(Problem description):
Quote, without change, all of the lines that follow.

[Source records]

- - -

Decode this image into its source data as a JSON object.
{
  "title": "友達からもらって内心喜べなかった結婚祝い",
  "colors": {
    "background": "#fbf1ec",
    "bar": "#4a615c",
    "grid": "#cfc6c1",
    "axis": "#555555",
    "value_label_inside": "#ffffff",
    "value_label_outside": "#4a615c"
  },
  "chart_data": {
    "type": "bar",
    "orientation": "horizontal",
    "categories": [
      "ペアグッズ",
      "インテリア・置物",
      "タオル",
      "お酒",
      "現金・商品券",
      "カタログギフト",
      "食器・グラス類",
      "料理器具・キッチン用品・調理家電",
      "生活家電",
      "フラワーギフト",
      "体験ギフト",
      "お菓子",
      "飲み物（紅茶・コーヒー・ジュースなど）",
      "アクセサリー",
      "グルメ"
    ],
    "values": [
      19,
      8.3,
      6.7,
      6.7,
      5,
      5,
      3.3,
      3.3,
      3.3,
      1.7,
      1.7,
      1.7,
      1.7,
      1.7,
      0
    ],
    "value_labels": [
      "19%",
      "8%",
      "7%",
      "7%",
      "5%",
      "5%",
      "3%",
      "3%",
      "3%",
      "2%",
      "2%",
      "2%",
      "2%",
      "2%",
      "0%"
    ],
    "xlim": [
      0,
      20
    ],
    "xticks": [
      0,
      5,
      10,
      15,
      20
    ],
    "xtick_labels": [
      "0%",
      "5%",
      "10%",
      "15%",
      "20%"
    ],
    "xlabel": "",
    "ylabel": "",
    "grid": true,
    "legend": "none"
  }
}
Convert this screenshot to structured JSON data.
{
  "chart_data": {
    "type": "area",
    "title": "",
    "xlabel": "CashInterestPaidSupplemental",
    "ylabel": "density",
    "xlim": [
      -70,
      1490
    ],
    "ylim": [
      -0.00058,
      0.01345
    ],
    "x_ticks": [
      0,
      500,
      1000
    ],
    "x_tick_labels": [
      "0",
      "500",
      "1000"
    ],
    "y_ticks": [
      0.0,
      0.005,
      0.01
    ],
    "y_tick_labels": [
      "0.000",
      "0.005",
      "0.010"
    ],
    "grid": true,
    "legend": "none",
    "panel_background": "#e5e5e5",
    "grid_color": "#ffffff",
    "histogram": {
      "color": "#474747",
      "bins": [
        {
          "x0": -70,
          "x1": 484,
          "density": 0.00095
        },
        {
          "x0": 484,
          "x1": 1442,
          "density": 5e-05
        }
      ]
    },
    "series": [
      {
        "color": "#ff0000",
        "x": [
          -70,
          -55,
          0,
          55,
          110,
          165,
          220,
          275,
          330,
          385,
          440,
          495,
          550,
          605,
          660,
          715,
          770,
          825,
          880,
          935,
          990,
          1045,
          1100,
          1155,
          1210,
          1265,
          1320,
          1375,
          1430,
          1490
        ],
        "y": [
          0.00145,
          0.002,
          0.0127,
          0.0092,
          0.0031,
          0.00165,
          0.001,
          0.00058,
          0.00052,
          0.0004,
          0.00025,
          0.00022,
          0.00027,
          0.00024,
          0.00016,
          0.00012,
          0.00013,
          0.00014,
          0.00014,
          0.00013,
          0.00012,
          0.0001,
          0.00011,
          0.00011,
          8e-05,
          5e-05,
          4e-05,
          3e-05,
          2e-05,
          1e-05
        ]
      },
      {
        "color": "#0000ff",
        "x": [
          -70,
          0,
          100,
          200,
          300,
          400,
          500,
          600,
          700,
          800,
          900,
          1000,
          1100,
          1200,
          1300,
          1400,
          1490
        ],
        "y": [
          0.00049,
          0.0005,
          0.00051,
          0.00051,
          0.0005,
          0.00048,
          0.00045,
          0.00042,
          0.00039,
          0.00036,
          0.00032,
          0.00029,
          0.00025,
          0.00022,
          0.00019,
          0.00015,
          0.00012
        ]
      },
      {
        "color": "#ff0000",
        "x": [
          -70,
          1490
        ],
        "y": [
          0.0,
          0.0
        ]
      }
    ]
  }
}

- - -

(Complete output):
Decode this image into its source data as a JSON object.
{
  "title": "友達からもらって内心喜べなかった結婚祝い",
  "colors": {
    "background": "#fbf1ec",
    "bar": "#4a615c",
    "grid": "#cfc6c1",
    "axis": "#555555",
    "value_label_inside": "#ffffff",
    "value_label_outside": "#4a615c"
  },
  "chart_data": {
    "type": "bar",
    "orientation": "horizontal",
    "categories": [
      "ペアグッズ",
      "インテリア・置物",
      "タオル",
      "お酒",
      "現金・商品券",
      "カタログギフト",
      "食器・グラス類",
      "料理器具・キッチン用品・調理家電",
      "生活家電",
      "フラワーギフト",
      "体験ギフト",
      "お菓子",
      "飲み物（紅茶・コーヒー・ジュースなど）",
      "アクセサリー",
      "グルメ"
    ],
    "values": [
      19,
      8.3,
      6.7,
      6.7,
      5,
      5,
      3.3,
      3.3,
      3.3,
      1.7,
      1.7,
      1.7,
      1.7,
      1.7,
      0
    ],
    "value_labels": [
      "19%",
      "8%",
      "7%",
      "7%",
      "5%",
      "5%",
      "3%",
      "3%",
      "3%",
      "2%",
      "2%",
      "2%",
      "2%",
      "2%",
      "0%"
    ],
    "xlim": [
      0,
      20
    ],
    "xticks": [
      0,
      5,
      10,
      15,
      20
    ],
    "xtick_labels": [
      "0%",
      "5%",
      "10%",
      "15%",
      "20%"
    ],
    "xlabel": "",
    "ylabel": "",
    "grid": true,
    "legend": "none"
  }
}
Convert this screenshot to structured JSON data.
{
  "chart_data": {
    "type": "area",
    "title": "",
    "xlabel": "CashInterestPaidSupplemental",
    "ylabel": "density",
    "xlim": [
      -70,
      1490
    ],
    "ylim": [
      -0.00058,
      0.01345
    ],
    "x_ticks": [
      0,
      500,
      1000
    ],
    "x_tick_labels": [
      "0",
      "500",
      "1000"
    ],
    "y_ticks": [
      0.0,
      0.005,
      0.01
    ],
    "y_tick_labels": [
      "0.000",
      "0.005",
      "0.010"
    ],
    "grid": true,
    "legend": "none",
    "panel_background": "#e5e5e5",
    "grid_color": "#ffffff",
    "histogram": {
      "color": "#474747",
      "bins": [
        {
          "x0": -70,
          "x1": 484,
          "density": 0.00095
        },
        {
          "x0": 484,
          "x1": 1442,
          "density": 5e-05
        }
      ]
    },
    "series": [
      {
        "color": "#ff0000",
        "x": [
          -70,
          -55,
          0,
          55,
          110,
          165,
          220,
          275,
          330,
          385,
          440,
          495,
          550,
          605,
          660,
          715,
          770,
          825,
          880,
          935,
          990,
          1045,
          1100,
          1155,
          1210,
          1265,
          1320,
          1375,
          1430,
          1490
        ],
        "y": [
          0.00145,
          0.002,
          0.0127,
          0.0092,
          0.0031,
          0.00165,
          0.001,
          0.00058,
          0.00052,
          0.0004,
          0.00025,
          0.00022,
          0.00027,
          0.00024,
          0.00016,
          0.00012,
          0.00013,
          0.00014,
          0.00014,
          0.00013,
          0.00012,
          0.0001,
          0.00011,
          0.00011,
          8e-05,
          5e-05,
          4e-05,
          3e-05,
          2e-05,
          1e-05
        ]
      },
      {
        "color": "#0000ff",
        "x": [
          -70,
          0,
          100,
          200,
          300,
          400,
          500,
          600,
          700,
          800,
          900,
          1000,
          1100,
          1200,
          1300,
          1400,
          1490
        ],
        "y": [
          0.00049,
          0.0005,
          0.00051,
          0.00051,
          0.0005,
          0.00048,
          0.00045,
          0.00042,
          0.00039,
          0.00036,
          0.00032,
          0.00029,
          0.00025,
          0.00022,
          0.00019,
          0.00015,
          0.00012
        ]
      },
      {
        "color": "#ff0000",
        "x": [
          -70,
          1490
        ],
        "y": [
          0.0,
          0.0
        ]
      }
    ]
  }
}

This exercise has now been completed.